#### Directions
Which lines hold the word "start"? Copy each of them from the material.

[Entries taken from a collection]

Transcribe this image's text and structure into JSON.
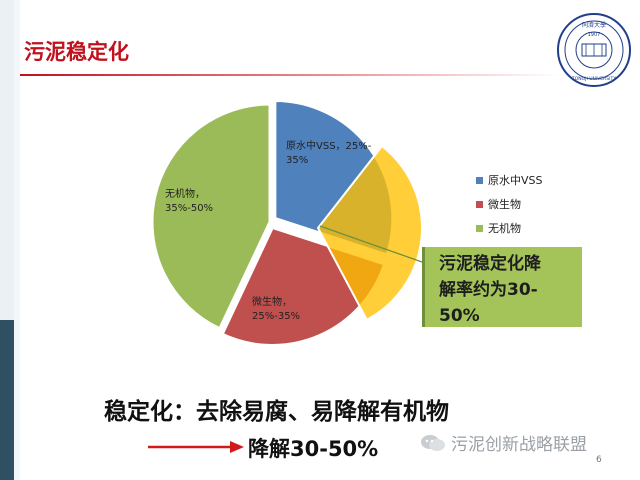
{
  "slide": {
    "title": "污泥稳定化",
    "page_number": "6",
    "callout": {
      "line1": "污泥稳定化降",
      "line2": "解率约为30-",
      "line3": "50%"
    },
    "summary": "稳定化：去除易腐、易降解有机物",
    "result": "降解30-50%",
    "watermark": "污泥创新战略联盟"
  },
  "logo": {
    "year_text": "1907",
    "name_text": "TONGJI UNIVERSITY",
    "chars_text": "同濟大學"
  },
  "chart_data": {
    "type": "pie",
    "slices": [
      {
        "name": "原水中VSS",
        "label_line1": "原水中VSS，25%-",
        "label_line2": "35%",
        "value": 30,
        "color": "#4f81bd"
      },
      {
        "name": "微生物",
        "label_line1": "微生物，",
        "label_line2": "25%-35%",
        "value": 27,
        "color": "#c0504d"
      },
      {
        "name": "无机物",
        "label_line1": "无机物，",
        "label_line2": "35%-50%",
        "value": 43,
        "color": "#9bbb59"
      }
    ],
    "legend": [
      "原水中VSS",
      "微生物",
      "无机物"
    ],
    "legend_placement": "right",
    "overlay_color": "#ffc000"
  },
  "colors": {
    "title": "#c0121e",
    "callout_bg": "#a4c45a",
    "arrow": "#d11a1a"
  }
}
* * *
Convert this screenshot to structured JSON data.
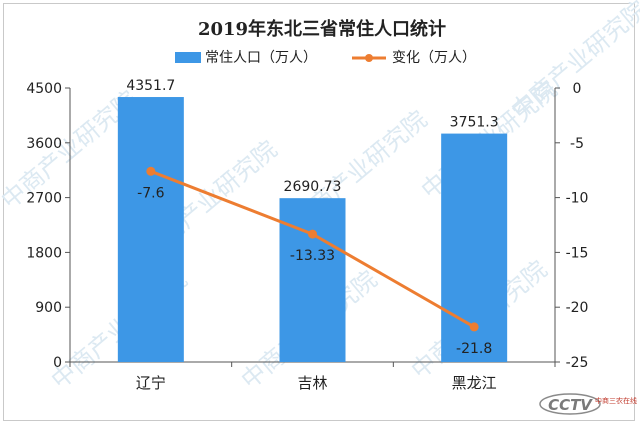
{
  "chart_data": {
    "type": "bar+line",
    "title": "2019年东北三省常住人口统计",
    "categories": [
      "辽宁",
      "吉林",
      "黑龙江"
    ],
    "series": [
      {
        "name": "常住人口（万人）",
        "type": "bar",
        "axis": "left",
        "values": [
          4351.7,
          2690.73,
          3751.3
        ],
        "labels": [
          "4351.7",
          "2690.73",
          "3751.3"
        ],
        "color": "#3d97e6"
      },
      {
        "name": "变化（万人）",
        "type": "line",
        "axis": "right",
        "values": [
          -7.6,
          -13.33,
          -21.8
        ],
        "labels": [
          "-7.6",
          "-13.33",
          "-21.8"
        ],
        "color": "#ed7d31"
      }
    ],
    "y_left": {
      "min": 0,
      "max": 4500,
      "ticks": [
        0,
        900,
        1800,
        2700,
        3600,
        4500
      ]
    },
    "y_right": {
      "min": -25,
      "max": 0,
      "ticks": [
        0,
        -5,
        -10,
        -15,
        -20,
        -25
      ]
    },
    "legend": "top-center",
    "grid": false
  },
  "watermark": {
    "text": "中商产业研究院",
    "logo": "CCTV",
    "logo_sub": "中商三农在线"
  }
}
* * *
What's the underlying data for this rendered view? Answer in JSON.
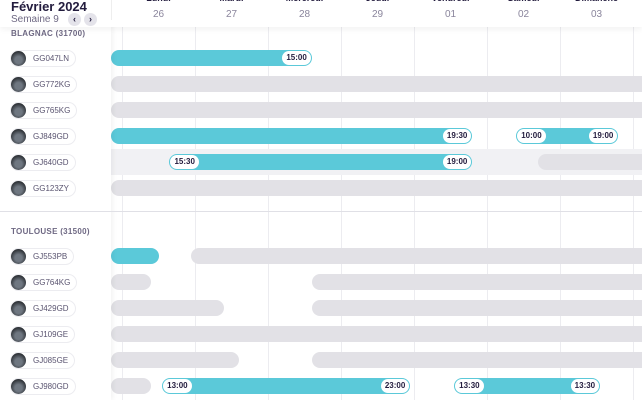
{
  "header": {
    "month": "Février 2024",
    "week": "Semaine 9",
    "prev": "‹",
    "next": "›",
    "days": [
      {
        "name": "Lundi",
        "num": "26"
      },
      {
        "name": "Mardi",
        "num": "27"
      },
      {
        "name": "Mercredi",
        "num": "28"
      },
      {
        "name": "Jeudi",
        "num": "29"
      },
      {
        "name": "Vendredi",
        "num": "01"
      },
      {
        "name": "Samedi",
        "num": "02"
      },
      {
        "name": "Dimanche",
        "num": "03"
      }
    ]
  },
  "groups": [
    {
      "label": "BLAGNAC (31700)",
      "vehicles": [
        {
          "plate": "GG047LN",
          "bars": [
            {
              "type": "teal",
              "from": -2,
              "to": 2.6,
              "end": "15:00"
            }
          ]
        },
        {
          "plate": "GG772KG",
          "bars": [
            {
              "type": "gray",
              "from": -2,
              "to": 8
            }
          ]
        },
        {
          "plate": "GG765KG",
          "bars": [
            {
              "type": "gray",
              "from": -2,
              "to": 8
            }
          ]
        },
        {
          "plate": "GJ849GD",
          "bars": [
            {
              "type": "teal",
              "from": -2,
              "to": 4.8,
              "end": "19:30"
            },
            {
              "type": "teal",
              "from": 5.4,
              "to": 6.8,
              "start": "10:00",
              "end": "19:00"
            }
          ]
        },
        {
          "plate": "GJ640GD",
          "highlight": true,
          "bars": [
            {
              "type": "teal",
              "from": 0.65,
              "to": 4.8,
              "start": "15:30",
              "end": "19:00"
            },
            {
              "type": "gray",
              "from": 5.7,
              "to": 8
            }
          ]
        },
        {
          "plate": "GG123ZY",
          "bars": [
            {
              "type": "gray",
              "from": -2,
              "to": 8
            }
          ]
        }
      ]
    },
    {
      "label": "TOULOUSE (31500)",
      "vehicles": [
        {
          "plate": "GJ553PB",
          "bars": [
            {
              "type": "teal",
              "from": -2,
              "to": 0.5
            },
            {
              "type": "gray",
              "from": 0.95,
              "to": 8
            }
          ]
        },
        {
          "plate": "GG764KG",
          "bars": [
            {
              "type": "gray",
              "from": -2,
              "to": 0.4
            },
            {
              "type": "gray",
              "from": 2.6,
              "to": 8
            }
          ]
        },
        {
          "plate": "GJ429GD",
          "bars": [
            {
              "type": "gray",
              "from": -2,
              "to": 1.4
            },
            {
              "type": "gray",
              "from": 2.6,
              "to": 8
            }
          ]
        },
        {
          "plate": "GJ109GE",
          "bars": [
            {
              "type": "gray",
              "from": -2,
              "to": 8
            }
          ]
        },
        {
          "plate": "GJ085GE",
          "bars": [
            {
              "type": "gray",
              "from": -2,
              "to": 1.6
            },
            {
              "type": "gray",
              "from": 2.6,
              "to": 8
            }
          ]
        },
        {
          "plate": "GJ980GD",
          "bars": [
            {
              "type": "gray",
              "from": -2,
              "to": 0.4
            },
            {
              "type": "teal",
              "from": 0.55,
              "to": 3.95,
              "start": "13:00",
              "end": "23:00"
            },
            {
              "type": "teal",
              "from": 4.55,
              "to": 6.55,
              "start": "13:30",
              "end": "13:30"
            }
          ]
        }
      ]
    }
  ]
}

#### Written response
              "start": "10:00",
              "start": "15:30",
              "start": "13:00",
              "start": "13:30",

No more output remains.